*Exercise requirements*
Identify, in the records below, every line where the string "icon" appears, and copy each such line.

::::::::::

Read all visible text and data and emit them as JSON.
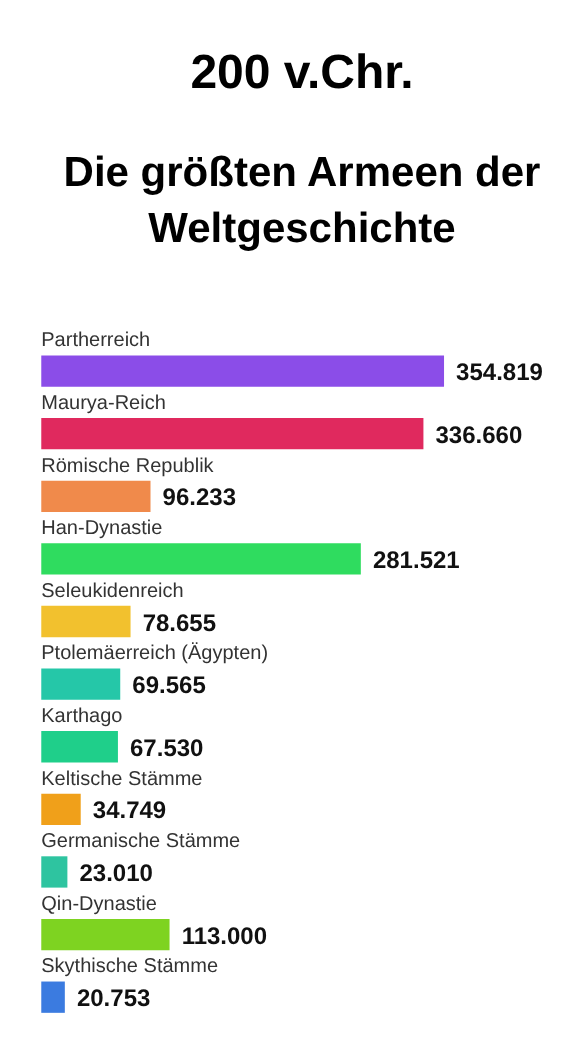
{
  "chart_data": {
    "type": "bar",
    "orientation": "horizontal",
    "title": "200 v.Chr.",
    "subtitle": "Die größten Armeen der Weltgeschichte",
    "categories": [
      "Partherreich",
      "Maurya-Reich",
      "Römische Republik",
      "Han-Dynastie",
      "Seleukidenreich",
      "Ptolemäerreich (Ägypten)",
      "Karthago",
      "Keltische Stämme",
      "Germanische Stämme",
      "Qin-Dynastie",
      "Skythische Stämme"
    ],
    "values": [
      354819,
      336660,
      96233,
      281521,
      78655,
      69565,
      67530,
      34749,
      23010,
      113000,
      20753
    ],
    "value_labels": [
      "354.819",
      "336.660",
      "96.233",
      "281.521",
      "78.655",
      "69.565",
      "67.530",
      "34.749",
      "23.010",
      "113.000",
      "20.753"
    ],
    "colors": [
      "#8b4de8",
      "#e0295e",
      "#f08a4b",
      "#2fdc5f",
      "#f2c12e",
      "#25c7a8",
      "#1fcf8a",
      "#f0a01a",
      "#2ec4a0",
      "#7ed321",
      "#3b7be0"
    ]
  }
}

::::::::::

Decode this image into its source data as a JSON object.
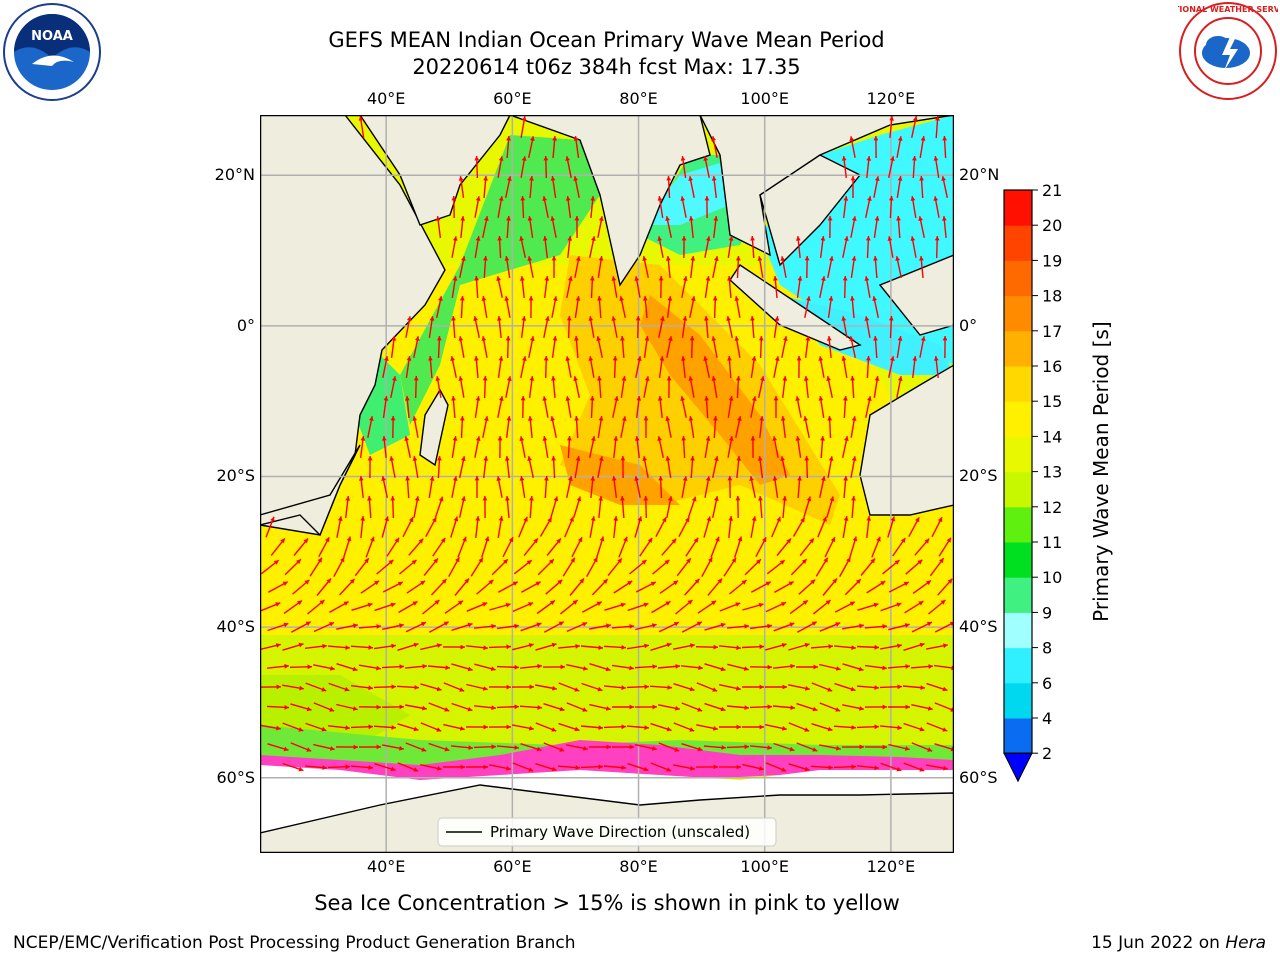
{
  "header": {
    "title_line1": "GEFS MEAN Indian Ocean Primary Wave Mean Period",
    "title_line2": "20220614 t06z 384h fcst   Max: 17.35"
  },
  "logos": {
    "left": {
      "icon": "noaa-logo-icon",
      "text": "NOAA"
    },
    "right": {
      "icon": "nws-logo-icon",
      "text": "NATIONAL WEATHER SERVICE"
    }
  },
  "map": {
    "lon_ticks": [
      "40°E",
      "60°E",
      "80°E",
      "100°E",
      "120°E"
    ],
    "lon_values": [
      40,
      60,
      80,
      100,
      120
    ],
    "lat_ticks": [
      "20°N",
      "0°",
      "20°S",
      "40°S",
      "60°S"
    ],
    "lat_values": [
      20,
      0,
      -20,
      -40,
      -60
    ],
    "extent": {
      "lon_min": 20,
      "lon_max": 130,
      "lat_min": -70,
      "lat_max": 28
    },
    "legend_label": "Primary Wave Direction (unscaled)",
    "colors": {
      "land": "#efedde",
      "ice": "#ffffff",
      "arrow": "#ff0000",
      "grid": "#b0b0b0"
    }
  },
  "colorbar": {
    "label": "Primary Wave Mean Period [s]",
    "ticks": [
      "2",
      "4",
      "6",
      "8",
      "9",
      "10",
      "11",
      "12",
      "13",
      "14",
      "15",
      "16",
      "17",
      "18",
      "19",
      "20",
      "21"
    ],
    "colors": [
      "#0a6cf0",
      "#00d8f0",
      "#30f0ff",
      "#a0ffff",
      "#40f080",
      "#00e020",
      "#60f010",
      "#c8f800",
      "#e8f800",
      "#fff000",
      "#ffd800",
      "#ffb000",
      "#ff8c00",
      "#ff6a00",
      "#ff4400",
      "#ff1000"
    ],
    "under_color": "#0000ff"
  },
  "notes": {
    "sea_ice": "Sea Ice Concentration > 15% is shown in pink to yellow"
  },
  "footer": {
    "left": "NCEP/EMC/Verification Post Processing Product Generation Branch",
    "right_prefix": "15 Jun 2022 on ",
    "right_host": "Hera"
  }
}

::::::::::

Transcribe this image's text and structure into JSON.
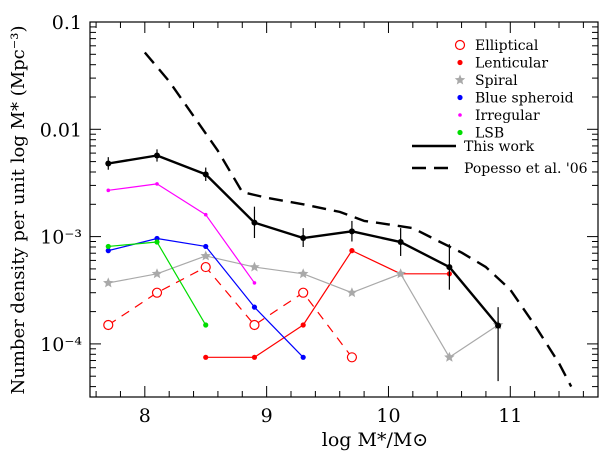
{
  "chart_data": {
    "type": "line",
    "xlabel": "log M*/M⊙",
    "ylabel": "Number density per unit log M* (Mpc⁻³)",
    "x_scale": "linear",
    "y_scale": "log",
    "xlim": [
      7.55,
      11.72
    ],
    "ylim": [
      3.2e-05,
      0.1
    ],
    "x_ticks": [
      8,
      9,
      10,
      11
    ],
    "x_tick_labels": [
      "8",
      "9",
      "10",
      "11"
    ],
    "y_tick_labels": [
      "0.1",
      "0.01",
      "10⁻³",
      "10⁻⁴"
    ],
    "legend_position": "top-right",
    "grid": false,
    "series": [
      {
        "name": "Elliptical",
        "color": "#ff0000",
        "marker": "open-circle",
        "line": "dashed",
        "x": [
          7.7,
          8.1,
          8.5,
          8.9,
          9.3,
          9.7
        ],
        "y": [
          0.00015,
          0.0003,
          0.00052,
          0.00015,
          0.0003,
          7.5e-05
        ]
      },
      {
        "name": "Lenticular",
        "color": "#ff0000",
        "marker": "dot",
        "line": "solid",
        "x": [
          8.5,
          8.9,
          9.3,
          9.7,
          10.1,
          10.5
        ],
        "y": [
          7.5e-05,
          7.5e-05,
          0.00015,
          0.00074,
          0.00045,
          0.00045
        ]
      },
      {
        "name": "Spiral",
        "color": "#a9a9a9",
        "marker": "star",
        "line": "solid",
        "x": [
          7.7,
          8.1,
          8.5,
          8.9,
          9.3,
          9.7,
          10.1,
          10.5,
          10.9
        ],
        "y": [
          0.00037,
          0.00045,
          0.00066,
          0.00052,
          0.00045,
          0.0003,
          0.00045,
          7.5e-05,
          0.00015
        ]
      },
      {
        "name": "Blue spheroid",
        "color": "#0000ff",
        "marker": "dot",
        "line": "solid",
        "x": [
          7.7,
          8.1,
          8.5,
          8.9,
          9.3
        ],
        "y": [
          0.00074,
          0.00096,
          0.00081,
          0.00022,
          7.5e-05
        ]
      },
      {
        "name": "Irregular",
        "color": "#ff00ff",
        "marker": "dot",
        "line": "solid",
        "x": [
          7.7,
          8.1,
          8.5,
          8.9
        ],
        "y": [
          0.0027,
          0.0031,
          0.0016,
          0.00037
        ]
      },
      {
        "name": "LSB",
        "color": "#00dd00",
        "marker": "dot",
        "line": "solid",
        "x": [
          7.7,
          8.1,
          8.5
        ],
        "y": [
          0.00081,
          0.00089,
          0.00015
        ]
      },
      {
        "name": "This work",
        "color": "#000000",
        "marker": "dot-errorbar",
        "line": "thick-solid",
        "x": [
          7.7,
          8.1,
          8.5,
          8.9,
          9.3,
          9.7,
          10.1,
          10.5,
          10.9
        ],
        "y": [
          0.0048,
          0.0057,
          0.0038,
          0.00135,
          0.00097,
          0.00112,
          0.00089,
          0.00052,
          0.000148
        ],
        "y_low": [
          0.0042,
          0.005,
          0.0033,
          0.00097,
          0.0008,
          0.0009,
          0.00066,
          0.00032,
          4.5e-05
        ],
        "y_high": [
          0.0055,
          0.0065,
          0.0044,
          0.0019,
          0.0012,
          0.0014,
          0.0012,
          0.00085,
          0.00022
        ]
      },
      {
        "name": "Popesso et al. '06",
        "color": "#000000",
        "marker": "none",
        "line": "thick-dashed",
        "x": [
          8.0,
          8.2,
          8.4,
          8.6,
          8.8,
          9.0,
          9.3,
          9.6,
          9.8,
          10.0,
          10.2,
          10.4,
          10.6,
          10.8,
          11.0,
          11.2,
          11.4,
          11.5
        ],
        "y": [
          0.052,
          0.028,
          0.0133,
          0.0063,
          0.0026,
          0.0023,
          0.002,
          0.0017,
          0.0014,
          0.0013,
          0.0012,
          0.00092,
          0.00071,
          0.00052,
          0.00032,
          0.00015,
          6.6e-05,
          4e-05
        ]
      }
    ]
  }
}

::::::::::

*Expected answer*
      "icon": "noaa-logo-icon",
      "icon": "nws-logo-icon",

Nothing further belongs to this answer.